- Material for this task
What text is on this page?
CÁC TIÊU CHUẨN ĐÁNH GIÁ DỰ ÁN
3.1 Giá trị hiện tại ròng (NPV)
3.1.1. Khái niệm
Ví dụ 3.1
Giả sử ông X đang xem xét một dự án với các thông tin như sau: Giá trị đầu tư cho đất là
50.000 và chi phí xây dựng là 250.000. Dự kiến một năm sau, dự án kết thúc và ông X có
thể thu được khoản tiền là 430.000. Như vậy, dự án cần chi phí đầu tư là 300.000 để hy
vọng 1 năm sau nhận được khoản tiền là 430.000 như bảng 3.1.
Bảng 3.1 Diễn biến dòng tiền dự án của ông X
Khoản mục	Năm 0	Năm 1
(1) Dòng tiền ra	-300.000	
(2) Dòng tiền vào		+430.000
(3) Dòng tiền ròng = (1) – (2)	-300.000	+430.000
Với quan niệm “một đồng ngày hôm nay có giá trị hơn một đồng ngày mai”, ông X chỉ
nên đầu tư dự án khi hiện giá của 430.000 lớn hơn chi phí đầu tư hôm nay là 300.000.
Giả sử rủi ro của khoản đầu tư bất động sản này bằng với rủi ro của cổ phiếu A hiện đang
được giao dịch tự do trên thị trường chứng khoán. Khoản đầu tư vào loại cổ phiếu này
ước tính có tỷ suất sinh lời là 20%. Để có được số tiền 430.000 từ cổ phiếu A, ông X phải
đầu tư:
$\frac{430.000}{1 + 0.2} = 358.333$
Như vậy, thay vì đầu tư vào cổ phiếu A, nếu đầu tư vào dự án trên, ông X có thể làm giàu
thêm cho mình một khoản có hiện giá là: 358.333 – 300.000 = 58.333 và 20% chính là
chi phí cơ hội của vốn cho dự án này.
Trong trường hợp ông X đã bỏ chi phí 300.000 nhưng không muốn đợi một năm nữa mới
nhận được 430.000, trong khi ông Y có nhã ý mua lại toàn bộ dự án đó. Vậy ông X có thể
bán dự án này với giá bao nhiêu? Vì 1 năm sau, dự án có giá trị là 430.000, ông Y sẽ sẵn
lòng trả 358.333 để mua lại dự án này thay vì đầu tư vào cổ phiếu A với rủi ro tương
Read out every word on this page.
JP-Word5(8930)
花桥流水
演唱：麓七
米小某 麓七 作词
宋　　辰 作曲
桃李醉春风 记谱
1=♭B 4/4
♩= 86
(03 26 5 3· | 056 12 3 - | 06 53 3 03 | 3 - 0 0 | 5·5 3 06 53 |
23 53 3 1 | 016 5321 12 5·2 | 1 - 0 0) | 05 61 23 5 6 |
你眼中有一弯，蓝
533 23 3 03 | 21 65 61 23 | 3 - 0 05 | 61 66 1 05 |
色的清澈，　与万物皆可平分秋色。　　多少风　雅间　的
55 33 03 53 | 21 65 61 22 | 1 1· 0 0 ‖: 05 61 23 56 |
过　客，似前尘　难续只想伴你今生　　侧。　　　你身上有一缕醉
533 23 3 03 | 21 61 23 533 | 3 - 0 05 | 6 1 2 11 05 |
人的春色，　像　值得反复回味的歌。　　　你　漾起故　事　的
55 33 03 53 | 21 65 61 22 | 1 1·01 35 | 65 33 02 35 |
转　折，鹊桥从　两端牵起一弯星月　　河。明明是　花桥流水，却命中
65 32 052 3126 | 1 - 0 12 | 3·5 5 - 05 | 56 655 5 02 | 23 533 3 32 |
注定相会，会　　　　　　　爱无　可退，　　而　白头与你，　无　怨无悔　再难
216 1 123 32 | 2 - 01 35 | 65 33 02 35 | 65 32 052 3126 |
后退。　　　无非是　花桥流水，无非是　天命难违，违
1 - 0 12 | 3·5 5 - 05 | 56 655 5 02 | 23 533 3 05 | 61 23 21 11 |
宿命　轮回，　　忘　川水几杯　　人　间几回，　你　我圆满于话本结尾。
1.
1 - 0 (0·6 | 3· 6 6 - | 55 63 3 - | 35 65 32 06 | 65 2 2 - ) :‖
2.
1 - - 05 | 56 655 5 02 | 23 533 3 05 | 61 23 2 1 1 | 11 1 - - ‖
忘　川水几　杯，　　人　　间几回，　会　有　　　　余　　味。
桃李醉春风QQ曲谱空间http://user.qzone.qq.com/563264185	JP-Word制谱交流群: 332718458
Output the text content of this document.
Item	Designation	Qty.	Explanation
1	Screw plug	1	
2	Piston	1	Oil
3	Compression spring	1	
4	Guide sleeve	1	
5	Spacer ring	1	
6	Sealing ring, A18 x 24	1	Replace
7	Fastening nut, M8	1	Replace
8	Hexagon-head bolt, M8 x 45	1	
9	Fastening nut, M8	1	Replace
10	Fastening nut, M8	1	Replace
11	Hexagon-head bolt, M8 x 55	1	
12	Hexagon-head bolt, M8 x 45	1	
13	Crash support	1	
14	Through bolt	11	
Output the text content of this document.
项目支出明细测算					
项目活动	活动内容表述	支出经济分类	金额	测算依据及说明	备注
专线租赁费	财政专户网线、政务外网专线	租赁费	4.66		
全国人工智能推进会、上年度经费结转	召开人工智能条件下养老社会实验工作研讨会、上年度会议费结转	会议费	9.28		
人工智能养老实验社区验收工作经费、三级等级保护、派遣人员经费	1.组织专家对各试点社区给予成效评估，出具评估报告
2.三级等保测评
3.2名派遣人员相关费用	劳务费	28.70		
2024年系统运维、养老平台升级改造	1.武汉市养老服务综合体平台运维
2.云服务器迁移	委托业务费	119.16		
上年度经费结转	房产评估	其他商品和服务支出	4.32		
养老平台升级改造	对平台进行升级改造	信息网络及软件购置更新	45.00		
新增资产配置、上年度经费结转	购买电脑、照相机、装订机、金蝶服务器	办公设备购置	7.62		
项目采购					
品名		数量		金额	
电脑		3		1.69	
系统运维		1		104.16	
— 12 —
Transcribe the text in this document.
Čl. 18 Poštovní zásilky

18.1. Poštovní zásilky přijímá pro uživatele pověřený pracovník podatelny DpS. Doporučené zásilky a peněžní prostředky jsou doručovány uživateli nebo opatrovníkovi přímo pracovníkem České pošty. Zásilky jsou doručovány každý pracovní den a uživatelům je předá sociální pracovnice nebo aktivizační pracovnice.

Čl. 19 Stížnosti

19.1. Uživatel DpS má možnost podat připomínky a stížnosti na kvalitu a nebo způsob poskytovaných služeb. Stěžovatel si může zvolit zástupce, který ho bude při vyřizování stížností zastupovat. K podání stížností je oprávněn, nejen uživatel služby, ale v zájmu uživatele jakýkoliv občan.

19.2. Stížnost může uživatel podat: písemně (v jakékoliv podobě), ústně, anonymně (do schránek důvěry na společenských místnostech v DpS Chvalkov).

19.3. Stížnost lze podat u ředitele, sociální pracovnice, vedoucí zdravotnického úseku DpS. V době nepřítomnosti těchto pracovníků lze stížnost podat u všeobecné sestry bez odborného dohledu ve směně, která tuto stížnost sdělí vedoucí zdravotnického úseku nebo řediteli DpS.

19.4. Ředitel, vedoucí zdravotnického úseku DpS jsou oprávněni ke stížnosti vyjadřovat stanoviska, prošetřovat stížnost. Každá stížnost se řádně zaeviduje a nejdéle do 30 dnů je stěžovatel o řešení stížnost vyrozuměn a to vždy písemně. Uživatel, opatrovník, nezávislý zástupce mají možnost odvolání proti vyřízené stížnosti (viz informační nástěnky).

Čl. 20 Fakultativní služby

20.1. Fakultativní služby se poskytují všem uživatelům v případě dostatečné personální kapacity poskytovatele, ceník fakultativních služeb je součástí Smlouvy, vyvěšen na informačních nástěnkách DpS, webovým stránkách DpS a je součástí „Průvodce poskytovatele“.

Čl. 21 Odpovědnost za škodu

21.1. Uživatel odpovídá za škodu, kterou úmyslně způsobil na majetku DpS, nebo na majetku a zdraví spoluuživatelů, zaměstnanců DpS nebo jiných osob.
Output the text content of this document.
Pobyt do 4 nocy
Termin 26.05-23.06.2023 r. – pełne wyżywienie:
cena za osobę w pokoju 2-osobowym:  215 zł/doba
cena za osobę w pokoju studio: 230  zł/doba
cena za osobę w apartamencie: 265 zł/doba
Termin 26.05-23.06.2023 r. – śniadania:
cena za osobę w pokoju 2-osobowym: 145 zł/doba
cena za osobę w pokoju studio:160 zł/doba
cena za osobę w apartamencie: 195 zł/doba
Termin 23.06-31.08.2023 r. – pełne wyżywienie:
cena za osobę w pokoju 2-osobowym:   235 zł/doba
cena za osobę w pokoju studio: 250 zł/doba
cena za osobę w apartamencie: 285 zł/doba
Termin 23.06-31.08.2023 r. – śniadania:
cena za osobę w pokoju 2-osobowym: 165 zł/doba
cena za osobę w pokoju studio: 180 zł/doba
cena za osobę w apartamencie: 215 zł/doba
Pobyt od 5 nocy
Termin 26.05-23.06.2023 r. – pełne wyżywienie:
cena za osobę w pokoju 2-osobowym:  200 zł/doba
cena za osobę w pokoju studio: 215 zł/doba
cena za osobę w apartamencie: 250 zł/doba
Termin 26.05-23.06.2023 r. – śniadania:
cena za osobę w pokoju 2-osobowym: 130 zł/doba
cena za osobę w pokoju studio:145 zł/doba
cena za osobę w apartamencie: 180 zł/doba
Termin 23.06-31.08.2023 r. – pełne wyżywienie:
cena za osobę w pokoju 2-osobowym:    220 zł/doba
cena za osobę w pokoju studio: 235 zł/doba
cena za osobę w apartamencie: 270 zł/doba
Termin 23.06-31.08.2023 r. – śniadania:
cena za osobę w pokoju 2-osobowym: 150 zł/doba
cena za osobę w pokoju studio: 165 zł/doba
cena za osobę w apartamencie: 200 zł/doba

- Short problem
From the data above, pick out each line containing "písemně" and copy it.

- Right answer
19.2. Stížnost může uživatel podat: písemně (v jakékoliv podobě), ústně, anonymně (do schránek důvěry na společenských místnostech v DpS Chvalkov).
19.4. Ředitel, vedoucí zdravotnického úseku DpS jsou oprávněni ke stížnosti vyjadřovat stanoviska, prošetřovat stížnost. Každá stížnost se řádně zaeviduje a nejdéle do 30 dnů je stěžovatel o řešení stížnost vyrozuměn a to vždy písemně. Uživatel, opatrovník, nezávislý zástupce mají možnost odvolání proti vyřízené stížnosti (viz informační nástěnky).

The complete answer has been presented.